-- OBJECTIVE --
Can you quote the lines below exactly, starting at the line with "What data populates" and going through the last one?

-- START DATASET ROWS --

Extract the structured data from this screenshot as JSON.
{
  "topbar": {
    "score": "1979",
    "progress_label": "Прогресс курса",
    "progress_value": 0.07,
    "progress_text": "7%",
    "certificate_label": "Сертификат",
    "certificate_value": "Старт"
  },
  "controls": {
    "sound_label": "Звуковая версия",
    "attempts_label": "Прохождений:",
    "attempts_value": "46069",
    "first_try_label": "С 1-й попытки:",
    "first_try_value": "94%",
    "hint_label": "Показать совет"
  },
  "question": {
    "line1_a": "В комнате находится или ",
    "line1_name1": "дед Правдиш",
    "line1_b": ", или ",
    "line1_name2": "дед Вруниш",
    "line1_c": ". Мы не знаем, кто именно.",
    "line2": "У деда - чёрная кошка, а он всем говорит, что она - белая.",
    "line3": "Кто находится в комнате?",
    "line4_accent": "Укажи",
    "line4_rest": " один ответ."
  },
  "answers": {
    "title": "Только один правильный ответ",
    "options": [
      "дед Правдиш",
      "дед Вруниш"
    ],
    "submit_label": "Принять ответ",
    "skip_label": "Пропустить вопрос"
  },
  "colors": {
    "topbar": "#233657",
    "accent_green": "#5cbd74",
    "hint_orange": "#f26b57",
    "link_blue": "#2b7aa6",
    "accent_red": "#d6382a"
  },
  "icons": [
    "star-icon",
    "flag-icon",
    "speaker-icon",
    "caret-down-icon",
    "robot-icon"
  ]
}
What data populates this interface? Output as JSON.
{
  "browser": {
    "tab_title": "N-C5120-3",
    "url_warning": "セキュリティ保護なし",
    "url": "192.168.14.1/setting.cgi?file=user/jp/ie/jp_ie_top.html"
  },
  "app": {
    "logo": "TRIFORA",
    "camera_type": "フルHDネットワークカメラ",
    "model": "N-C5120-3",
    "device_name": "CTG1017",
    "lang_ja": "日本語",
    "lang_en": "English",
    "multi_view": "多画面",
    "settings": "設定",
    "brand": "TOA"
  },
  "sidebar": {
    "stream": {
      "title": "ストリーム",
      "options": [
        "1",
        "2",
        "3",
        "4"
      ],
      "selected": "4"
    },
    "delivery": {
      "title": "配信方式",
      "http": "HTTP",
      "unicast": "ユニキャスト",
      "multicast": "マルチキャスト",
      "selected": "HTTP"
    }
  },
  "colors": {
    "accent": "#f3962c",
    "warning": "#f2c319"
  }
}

-- END DATASET ROWS --

-- COMPLETE OUTPUT --
What data populates this interface? Output as JSON.
{
  "browser": {
    "tab_title": "N-C5120-3",
    "url_warning": "セキュリティ保護なし",
    "url": "192.168.14.1/setting.cgi?file=user/jp/ie/jp_ie_top.html"
  },
  "app": {
    "logo": "TRIFORA",
    "camera_type": "フルHDネットワークカメラ",
    "model": "N-C5120-3",
    "device_name": "CTG1017",
    "lang_ja": "日本語",
    "lang_en": "English",
    "multi_view": "多画面",
    "settings": "設定",
    "brand": "TOA"
  },
  "sidebar": {
    "stream": {
      "title": "ストリーム",
      "options": [
        "1",
        "2",
        "3",
        "4"
      ],
      "selected": "4"
    },
    "delivery": {
      "title": "配信方式",
      "http": "HTTP",
      "unicast": "ユニキャスト",
      "multicast": "マルチキャスト",
      "selected": "HTTP"
    }
  },
  "colors": {
    "accent": "#f3962c",
    "warning": "#f2c319"
  }
}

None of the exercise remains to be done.